§ Stated problem
In the entries below, count the lines holding "rate". Reply with the number only.
'''
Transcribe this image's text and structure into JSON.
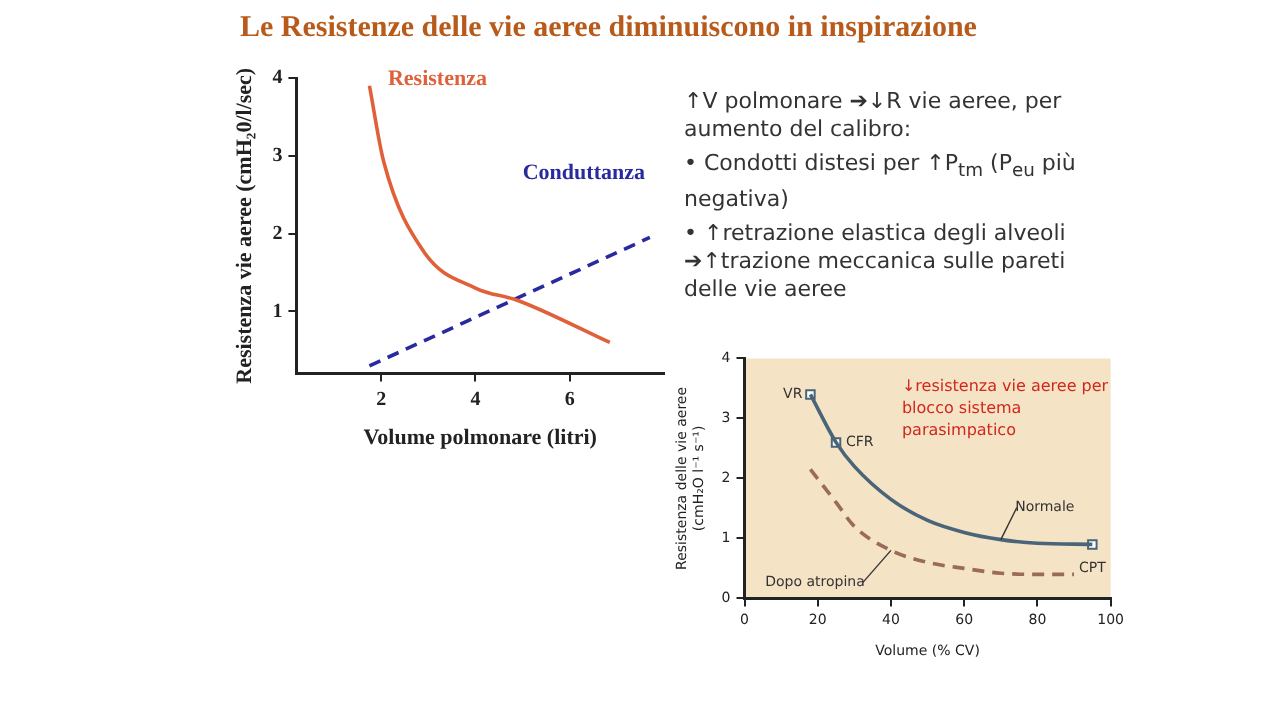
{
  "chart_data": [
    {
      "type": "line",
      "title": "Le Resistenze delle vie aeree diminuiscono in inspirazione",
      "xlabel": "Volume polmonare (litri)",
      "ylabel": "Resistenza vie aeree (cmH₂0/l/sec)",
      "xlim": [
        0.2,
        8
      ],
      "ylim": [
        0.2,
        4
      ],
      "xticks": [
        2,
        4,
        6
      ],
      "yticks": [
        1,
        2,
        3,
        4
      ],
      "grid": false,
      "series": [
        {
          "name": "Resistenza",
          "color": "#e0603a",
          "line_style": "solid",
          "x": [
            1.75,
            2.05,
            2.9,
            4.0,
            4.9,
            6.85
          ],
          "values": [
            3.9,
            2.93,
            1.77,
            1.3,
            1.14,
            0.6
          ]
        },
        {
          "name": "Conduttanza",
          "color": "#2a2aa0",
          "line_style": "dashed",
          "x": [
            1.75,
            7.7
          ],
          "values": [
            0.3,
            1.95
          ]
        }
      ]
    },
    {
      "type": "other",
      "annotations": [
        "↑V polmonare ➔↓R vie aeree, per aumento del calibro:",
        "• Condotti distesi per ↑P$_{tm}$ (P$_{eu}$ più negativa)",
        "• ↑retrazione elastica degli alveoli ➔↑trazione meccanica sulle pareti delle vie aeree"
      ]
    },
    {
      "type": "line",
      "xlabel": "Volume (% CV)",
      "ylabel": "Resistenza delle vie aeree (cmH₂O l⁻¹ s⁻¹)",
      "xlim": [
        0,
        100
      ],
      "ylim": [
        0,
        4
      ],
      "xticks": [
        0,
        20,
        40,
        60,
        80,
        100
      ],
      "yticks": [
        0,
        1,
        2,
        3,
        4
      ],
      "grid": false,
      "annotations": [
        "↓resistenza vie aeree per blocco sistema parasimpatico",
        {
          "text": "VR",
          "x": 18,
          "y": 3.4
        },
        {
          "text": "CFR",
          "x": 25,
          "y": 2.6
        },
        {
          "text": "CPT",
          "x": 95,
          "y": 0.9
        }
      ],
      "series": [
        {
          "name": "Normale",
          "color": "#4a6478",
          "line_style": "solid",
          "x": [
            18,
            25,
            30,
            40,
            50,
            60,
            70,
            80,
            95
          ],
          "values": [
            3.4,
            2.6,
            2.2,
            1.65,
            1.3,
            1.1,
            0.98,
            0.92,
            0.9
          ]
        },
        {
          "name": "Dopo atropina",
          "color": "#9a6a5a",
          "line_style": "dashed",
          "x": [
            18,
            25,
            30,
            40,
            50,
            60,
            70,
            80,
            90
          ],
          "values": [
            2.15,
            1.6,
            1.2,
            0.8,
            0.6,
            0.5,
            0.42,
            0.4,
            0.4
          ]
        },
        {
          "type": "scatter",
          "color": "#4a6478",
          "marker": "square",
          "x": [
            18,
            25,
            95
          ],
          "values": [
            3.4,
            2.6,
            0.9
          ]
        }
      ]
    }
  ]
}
'''
'''
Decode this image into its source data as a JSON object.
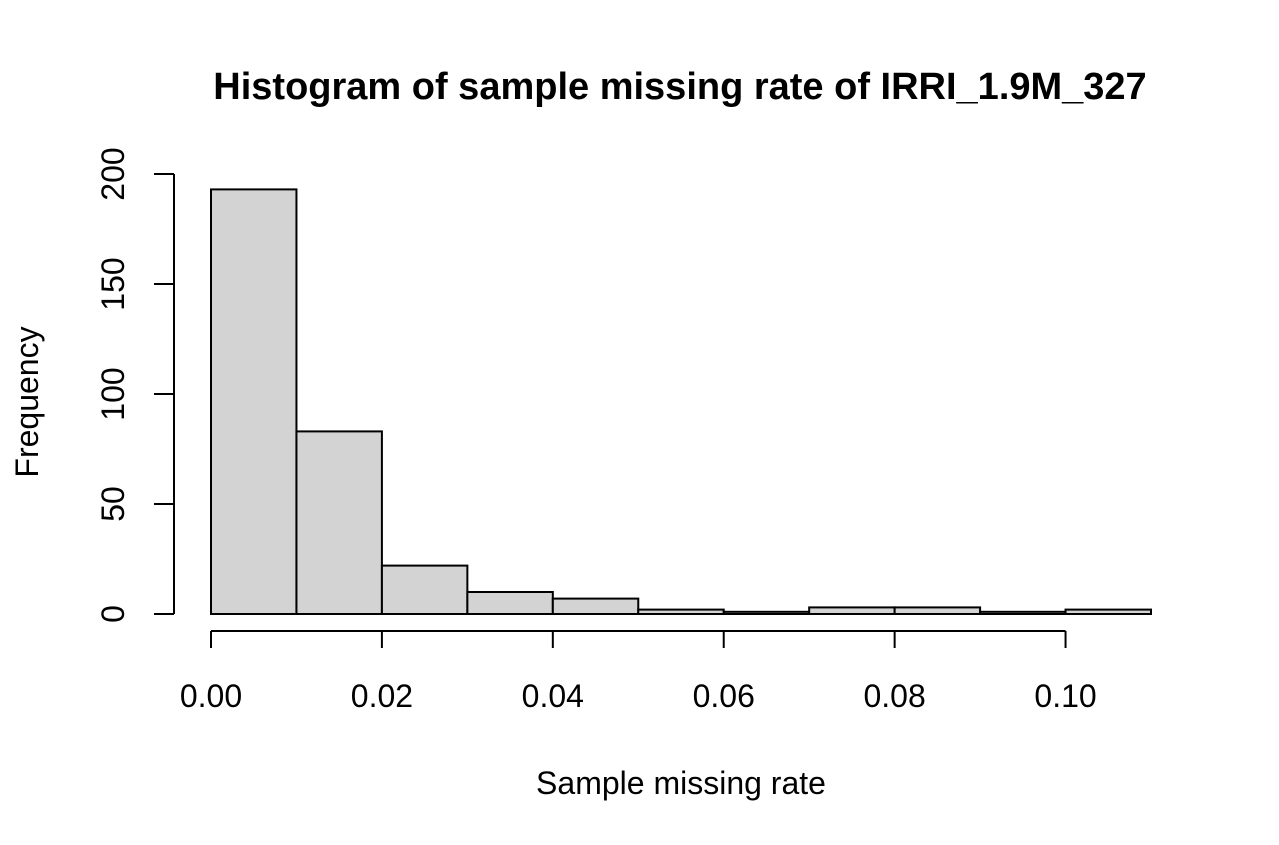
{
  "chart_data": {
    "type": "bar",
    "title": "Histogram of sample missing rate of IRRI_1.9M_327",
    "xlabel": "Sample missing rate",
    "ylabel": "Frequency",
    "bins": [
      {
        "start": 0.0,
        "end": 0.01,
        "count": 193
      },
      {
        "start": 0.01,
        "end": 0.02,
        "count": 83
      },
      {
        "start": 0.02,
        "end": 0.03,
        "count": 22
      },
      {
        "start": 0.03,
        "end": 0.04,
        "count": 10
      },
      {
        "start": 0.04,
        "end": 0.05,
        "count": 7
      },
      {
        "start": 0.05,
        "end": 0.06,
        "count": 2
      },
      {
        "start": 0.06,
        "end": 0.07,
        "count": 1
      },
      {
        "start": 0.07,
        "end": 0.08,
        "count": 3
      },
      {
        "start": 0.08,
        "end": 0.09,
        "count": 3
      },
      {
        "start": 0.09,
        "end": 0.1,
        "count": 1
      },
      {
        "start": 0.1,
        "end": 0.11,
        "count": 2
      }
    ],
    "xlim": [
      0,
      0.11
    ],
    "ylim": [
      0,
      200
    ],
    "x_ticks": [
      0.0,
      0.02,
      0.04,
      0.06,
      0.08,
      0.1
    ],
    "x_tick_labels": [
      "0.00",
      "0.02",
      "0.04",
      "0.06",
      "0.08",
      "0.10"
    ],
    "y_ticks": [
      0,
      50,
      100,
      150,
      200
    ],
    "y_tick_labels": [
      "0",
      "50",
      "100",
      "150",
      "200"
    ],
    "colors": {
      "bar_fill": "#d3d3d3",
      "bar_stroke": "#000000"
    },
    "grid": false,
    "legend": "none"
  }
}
'''
'''
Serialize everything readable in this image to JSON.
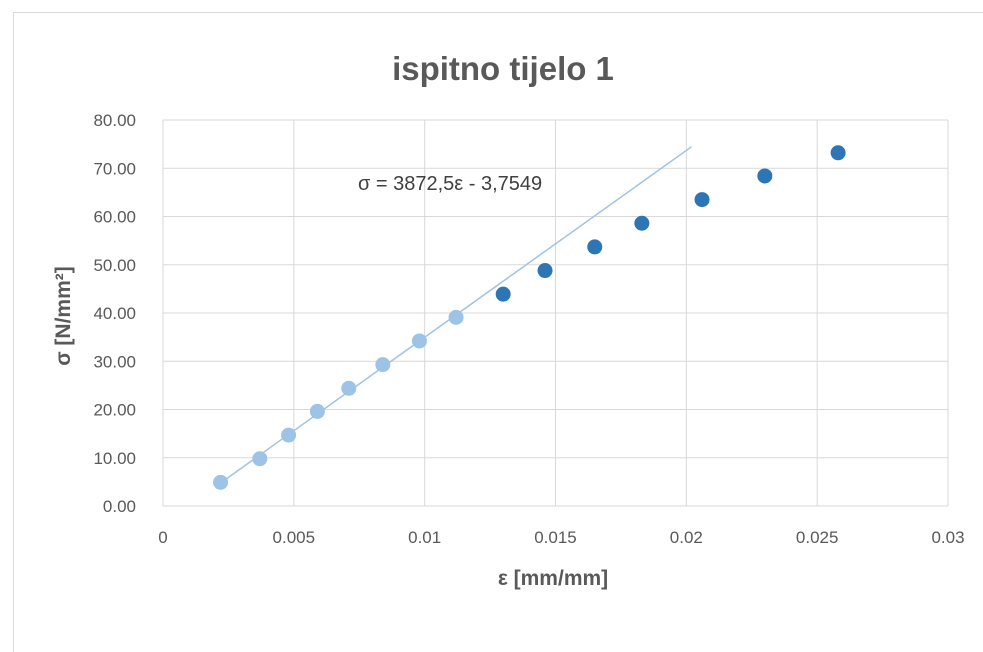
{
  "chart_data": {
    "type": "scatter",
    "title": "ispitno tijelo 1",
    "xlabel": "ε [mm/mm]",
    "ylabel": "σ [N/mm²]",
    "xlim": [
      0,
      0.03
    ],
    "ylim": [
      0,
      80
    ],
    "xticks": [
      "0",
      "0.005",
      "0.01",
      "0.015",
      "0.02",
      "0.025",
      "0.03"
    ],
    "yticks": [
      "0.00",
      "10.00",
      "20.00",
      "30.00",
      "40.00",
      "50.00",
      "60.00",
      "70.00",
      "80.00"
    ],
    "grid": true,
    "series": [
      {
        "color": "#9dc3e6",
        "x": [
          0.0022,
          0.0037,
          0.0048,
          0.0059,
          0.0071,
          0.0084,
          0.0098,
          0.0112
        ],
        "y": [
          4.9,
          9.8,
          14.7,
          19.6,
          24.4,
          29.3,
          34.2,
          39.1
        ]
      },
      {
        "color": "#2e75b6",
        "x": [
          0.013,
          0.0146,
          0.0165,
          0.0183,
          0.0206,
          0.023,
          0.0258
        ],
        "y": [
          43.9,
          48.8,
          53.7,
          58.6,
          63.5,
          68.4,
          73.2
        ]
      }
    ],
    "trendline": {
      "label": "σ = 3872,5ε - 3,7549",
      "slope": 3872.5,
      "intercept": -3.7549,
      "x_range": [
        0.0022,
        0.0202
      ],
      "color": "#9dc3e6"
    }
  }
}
'''
§ Solution for this problem
2